━━━━━ TASK MATERIAL ━━━━━
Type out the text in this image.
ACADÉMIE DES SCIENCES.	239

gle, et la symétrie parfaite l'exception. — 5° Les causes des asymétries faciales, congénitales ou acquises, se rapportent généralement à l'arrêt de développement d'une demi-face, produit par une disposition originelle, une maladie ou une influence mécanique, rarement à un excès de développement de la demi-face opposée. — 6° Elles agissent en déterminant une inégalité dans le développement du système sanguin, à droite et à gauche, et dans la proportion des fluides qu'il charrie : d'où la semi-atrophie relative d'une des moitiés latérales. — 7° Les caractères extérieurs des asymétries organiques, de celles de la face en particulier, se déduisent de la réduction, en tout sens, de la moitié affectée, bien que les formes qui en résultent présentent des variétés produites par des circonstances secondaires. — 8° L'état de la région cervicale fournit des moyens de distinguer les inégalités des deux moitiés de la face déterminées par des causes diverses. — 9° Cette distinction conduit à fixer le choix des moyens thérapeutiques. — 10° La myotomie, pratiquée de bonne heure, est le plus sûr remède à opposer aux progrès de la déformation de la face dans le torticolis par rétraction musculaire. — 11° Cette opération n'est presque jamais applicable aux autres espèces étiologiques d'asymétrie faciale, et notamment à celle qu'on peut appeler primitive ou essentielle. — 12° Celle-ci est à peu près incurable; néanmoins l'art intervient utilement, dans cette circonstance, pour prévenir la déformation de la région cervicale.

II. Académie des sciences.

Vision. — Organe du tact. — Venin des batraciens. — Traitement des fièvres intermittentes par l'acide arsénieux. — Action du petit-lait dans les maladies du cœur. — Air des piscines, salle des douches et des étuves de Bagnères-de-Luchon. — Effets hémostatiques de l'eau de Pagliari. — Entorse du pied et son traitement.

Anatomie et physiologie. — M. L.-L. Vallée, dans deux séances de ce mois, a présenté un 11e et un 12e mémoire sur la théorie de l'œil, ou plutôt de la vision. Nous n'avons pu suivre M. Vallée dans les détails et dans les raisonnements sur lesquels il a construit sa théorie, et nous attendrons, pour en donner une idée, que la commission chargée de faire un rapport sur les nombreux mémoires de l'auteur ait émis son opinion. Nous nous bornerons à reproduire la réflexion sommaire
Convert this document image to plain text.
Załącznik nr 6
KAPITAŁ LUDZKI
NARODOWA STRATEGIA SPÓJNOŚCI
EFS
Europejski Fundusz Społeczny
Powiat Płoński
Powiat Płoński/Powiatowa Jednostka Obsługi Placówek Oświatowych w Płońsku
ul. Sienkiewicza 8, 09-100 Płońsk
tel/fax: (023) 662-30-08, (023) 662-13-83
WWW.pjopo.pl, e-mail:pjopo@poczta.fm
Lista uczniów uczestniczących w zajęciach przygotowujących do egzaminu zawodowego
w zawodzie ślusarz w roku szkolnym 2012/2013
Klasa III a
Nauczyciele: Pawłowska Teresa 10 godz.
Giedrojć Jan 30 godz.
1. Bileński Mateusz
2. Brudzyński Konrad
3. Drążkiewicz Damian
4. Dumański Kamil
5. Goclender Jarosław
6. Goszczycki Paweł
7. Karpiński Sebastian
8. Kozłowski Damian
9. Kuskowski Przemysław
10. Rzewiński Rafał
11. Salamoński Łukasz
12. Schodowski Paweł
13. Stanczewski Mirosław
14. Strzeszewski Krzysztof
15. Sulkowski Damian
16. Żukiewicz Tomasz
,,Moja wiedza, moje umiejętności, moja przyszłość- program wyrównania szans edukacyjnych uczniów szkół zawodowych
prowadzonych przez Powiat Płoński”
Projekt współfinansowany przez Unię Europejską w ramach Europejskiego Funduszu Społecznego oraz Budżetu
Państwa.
━━━━━
- **INSTRUCTIONS TO FOLLOW**
Copy each line above containing the string "godz".

- **COMPLETED EXERCISE**
Nauczyciele: Pawłowska Teresa 10 godz.
Giedrojć Jan 30 godz.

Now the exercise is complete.